> [Goal]: Below is a listing; write it out exactly and drop any images from it.

** BEGIN Provided material **

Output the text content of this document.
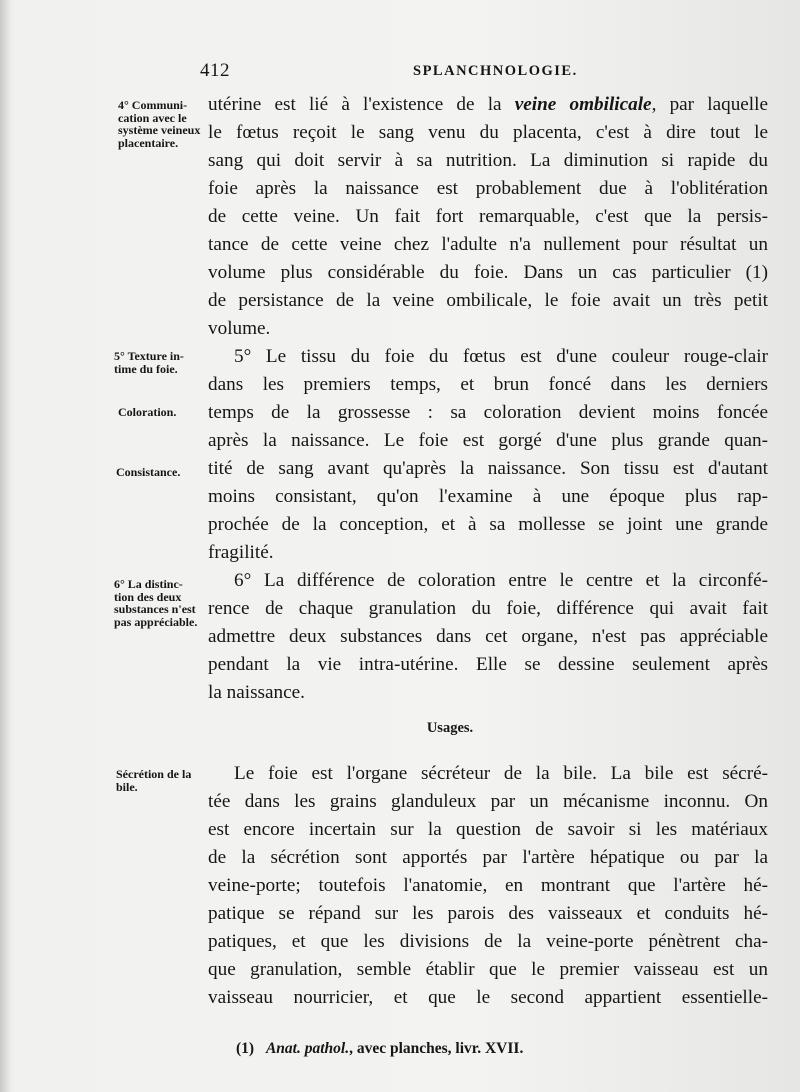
412	SPLANCHNOLOGIE.
4° Communi-
cation avec le
système veineux
placentaire.
5° Texture in-
time du foie.
Coloration.
Consistance.
6° La distinc-
tion des deux
substances n'est
pas appréciable.
Sécrétion de la
bile.
utérine est lié à l'existence de la veine ombilicale, par laquelle
le fœtus reçoit le sang venu du placenta, c'est à dire tout le
sang qui doit servir à sa nutrition. La diminution si rapide du
foie après la naissance est probablement due à l'oblitération
de cette veine. Un fait fort remarquable, c'est que la persis-
tance de cette veine chez l'adulte n'a nullement pour résultat un
volume plus considérable du foie. Dans un cas particulier (1)
de persistance de la veine ombilicale, le foie avait un très petit
volume.
5° Le tissu du foie du fœtus est d'une couleur rouge-clair
dans les premiers temps, et brun foncé dans les derniers
temps de la grossesse : sa coloration devient moins foncée
après la naissance. Le foie est gorgé d'une plus grande quan-
tité de sang avant qu'après la naissance. Son tissu est d'autant
moins consistant, qu'on l'examine à une époque plus rap-
prochée de la conception, et à sa mollesse se joint une grande
fragilité.
6° La différence de coloration entre le centre et la circonfé-
rence de chaque granulation du foie, différence qui avait fait
admettre deux substances dans cet organe, n'est pas appréciable
pendant la vie intra-utérine. Elle se dessine seulement après
la naissance.
Usages.
Le foie est l'organe sécréteur de la bile. La bile est sécré-
tée dans les grains glanduleux par un mécanisme inconnu. On
est encore incertain sur la question de savoir si les matériaux
de la sécrétion sont apportés par l'artère hépatique ou par la
veine-porte; toutefois l'anatomie, en montrant que l'artère hé-
patique se répand sur les parois des vaisseaux et conduits hé-
patiques, et que les divisions de la veine-porte pénètrent cha-
que granulation, semble établir que le premier vaisseau est un
vaisseau nourricier, et que le second appartient essentielle-
(1) Anat. pathol., avec planches, livr. XVII.
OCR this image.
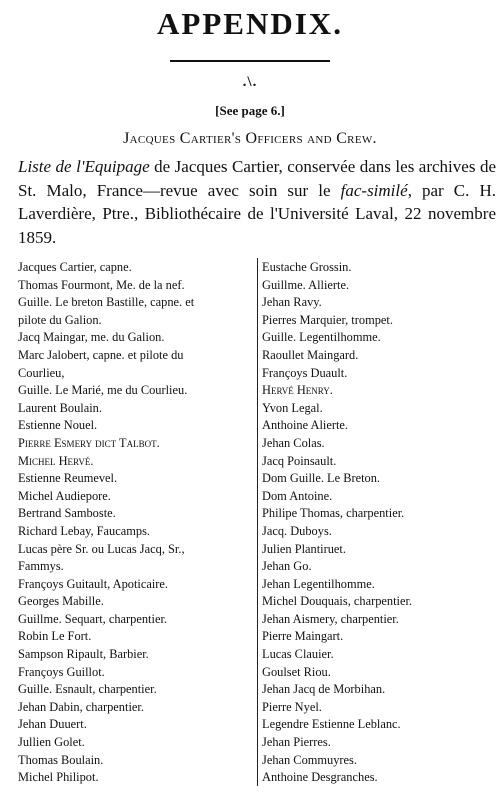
APPENDIX.
.\.
[See page 6.]
Jacques Cartier's Officers and Crew.
Liste de l'Equipage de Jacques Cartier, conservée dans les archives de St. Malo, France—revue avec soin sur le fac-similé, par C. H. Laverdière, Ptre., Bibliothécaire de l'Université Laval, 22 novembre 1859.
Jacques Cartier, capne.
Thomas Fourmont, Me. de la nef.
Guille. Le breton Bastille, capne. et
pilote du Galion.
Jacq Maingar, me. du Galion.
Marc Jalobert, capne. et pilote du
Courlieu,
Guille. Le Marié, me du Courlieu.
Laurent Boulain.
Estienne Nouel.
Pierre Esmery dict Talbot.
Michel Hervé.
Estienne Reumevel.
Michel Audiepore.
Bertrand Samboste.
Richard Lebay, Faucamps.
Lucas père Sr. ou Lucas Jacq, Sr.,
Fammys.
Françoys Guitault, Apoticaire.
Georges Mabille.
Guillme. Sequart, charpentier.
Robin Le Fort.
Sampson Ripault, Barbier.
Françoys Guillot.
Guille. Esnault, charpentier.
Jehan Dabin, charpentier.
Jehan Duuert.
Jullien Golet.
Thomas Boulain.
Michel Philipot.
Eustache Grossin.
Guillme. Allierte.
Jehan Ravy.
Pierres Marquier, trompet.
Guille. Legentilhomme.
Raoullet Maingard.
Françoys Duault.
Hervé Henry.
Yvon Legal.
Anthoine Alierte.
Jehan Colas.
Jacq Poinsault.
Dom Guille. Le Breton.
Dom Antoine.
Philipe Thomas, charpentier.
Jacq. Duboys.
Julien Plantiruet.
Jehan Go.
Jehan Legentilhomme.
Michel Douquais, charpentier.
Jehan Aismery, charpentier.
Pierre Maingart.
Lucas Clauier.
Goulset Riou.
Jehan Jacq de Morbihan.
Pierre Nyel.
Legendre Estienne Leblanc.
Jehan Pierres.
Jehan Commuyres.
Anthoine Desgranches.
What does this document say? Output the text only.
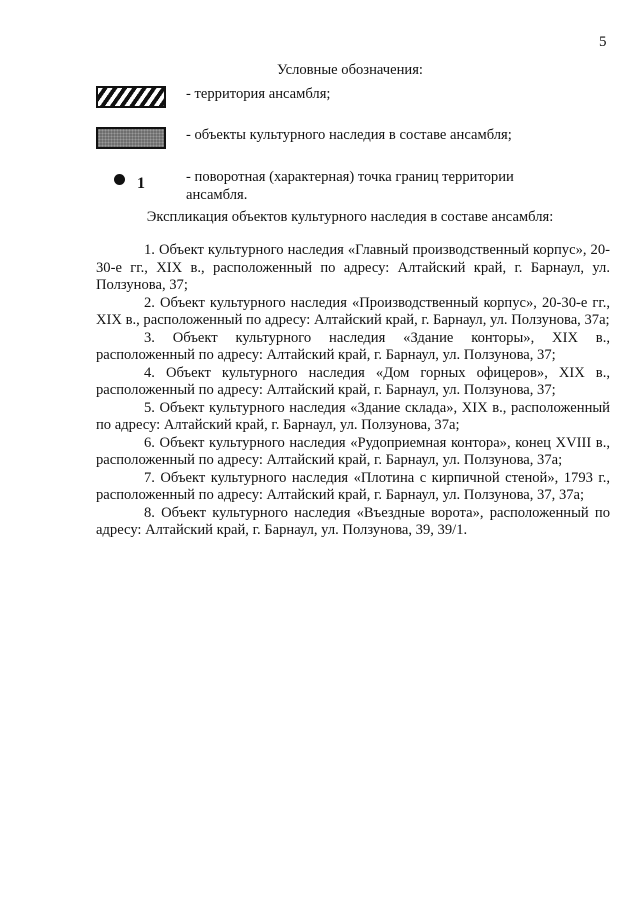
5
Условные обозначения:
- территория ансамбля;
- объекты культурного наследия в составе ансамбля;
1	- поворотная (характерная) точка границ территории ансамбля.
Экспликация объектов культурного наследия в составе ансамбля:

1. Объект культурного наследия «Главный производственный корпус», 20-30-е гг., XIX в., расположенный по адресу: Алтайский край, г. Барнаул, ул. Ползунова, 37;

2. Объект культурного наследия «Производственный корпус», 20-30-е гг., XIX в., расположенный по адресу: Алтайский край, г. Барнаул, ул. Ползунова, 37а;

3. Объект культурного наследия «Здание конторы», XIX в., расположенный по адресу: Алтайский край, г. Барнаул, ул. Ползунова, 37;

4. Объект культурного наследия «Дом горных офицеров», XIX в., расположенный по адресу: Алтайский край, г. Барнаул, ул. Ползунова, 37;

5. Объект культурного наследия «Здание склада», XIX в., расположенный по адресу: Алтайский край, г. Барнаул, ул. Ползунова, 37а;

6. Объект культурного наследия «Рудоприемная контора», конец XVIII в., расположенный по адресу: Алтайский край, г. Барнаул, ул. Ползунова, 37а;

7. Объект культурного наследия «Плотина с кирпичной стеной», 1793 г., расположенный по адресу: Алтайский край, г. Барнаул, ул. Ползунова, 37, 37а;

8. Объект культурного наследия «Въездные ворота», расположенный по адресу: Алтайский край, г. Барнаул, ул. Ползунова, 39, 39/1.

** END Provided material **

> [Task answer]:
Output the text content of this document.
412	SPLANCHNOLOGIE.
4° Communi-
cation avec le
système veineux
placentaire.
5° Texture in-
time du foie.
Coloration.
Consistance.
6° La distinc-
tion des deux
substances n'est
pas appréciable.
Sécrétion de la
bile.
utérine est lié à l'existence de la veine ombilicale, par laquelle
le fœtus reçoit le sang venu du placenta, c'est à dire tout le
sang qui doit servir à sa nutrition. La diminution si rapide du
foie après la naissance est probablement due à l'oblitération
de cette veine. Un fait fort remarquable, c'est que la persis-
tance de cette veine chez l'adulte n'a nullement pour résultat un
volume plus considérable du foie. Dans un cas particulier (1)
de persistance de la veine ombilicale, le foie avait un très petit
volume.
5° Le tissu du foie du fœtus est d'une couleur rouge-clair
dans les premiers temps, et brun foncé dans les derniers
temps de la grossesse : sa coloration devient moins foncée
après la naissance. Le foie est gorgé d'une plus grande quan-
tité de sang avant qu'après la naissance. Son tissu est d'autant
moins consistant, qu'on l'examine à une époque plus rap-
prochée de la conception, et à sa mollesse se joint une grande
fragilité.
6° La différence de coloration entre le centre et la circonfé-
rence de chaque granulation du foie, différence qui avait fait
admettre deux substances dans cet organe, n'est pas appréciable
pendant la vie intra-utérine. Elle se dessine seulement après
la naissance.
Usages.
Le foie est l'organe sécréteur de la bile. La bile est sécré-
tée dans les grains glanduleux par un mécanisme inconnu. On
est encore incertain sur la question de savoir si les matériaux
de la sécrétion sont apportés par l'artère hépatique ou par la
veine-porte; toutefois l'anatomie, en montrant que l'artère hé-
patique se répand sur les parois des vaisseaux et conduits hé-
patiques, et que les divisions de la veine-porte pénètrent cha-
que granulation, semble établir que le premier vaisseau est un
vaisseau nourricier, et que le second appartient essentielle-
(1) Anat. pathol., avec planches, livr. XVII.
OCR this image.
APPENDIX.
.\.
[See page 6.]
Jacques Cartier's Officers and Crew.
Liste de l'Equipage de Jacques Cartier, conservée dans les archives de St. Malo, France—revue avec soin sur le fac-similé, par C. H. Laverdière, Ptre., Bibliothécaire de l'Université Laval, 22 novembre 1859.
Jacques Cartier, capne.
Thomas Fourmont, Me. de la nef.
Guille. Le breton Bastille, capne. et
pilote du Galion.
Jacq Maingar, me. du Galion.
Marc Jalobert, capne. et pilote du
Courlieu,
Guille. Le Marié, me du Courlieu.
Laurent Boulain.
Estienne Nouel.
Pierre Esmery dict Talbot.
Michel Hervé.
Estienne Reumevel.
Michel Audiepore.
Bertrand Samboste.
Richard Lebay, Faucamps.
Lucas père Sr. ou Lucas Jacq, Sr.,
Fammys.
Françoys Guitault, Apoticaire.
Georges Mabille.
Guillme. Sequart, charpentier.
Robin Le Fort.
Sampson Ripault, Barbier.
Françoys Guillot.
Guille. Esnault, charpentier.
Jehan Dabin, charpentier.
Jehan Duuert.
Jullien Golet.
Thomas Boulain.
Michel Philipot.
Eustache Grossin.
Guillme. Allierte.
Jehan Ravy.
Pierres Marquier, trompet.
Guille. Legentilhomme.
Raoullet Maingard.
Françoys Duault.
Hervé Henry.
Yvon Legal.
Anthoine Alierte.
Jehan Colas.
Jacq Poinsault.
Dom Guille. Le Breton.
Dom Antoine.
Philipe Thomas, charpentier.
Jacq. Duboys.
Julien Plantiruet.
Jehan Go.
Jehan Legentilhomme.
Michel Douquais, charpentier.
Jehan Aismery, charpentier.
Pierre Maingart.
Lucas Clauier.
Goulset Riou.
Jehan Jacq de Morbihan.
Pierre Nyel.
Legendre Estienne Leblanc.
Jehan Pierres.
Jehan Commuyres.
Anthoine Desgranches.
What does this document say? Output the text only.
5
Условные обозначения:
- территория ансамбля;
- объекты культурного наследия в составе ансамбля;
1	- поворотная (характерная) точка границ территории ансамбля.
Экспликация объектов культурного наследия в составе ансамбля:

1. Объект культурного наследия «Главный производственный корпус», 20-30-е гг., XIX в., расположенный по адресу: Алтайский край, г. Барнаул, ул. Ползунова, 37;

2. Объект культурного наследия «Производственный корпус», 20-30-е гг., XIX в., расположенный по адресу: Алтайский край, г. Барнаул, ул. Ползунова, 37а;

3. Объект культурного наследия «Здание конторы», XIX в., расположенный по адресу: Алтайский край, г. Барнаул, ул. Ползунова, 37;

4. Объект культурного наследия «Дом горных офицеров», XIX в., расположенный по адресу: Алтайский край, г. Барнаул, ул. Ползунова, 37;

5. Объект культурного наследия «Здание склада», XIX в., расположенный по адресу: Алтайский край, г. Барнаул, ул. Ползунова, 37а;

6. Объект культурного наследия «Рудоприемная контора», конец XVIII в., расположенный по адресу: Алтайский край, г. Барнаул, ул. Ползунова, 37а;

7. Объект культурного наследия «Плотина с кирпичной стеной», 1793 г., расположенный по адресу: Алтайский край, г. Барнаул, ул. Ползунова, 37, 37а;

8. Объект культурного наследия «Въездные ворота», расположенный по адресу: Алтайский край, г. Барнаул, ул. Ползунова, 39, 39/1.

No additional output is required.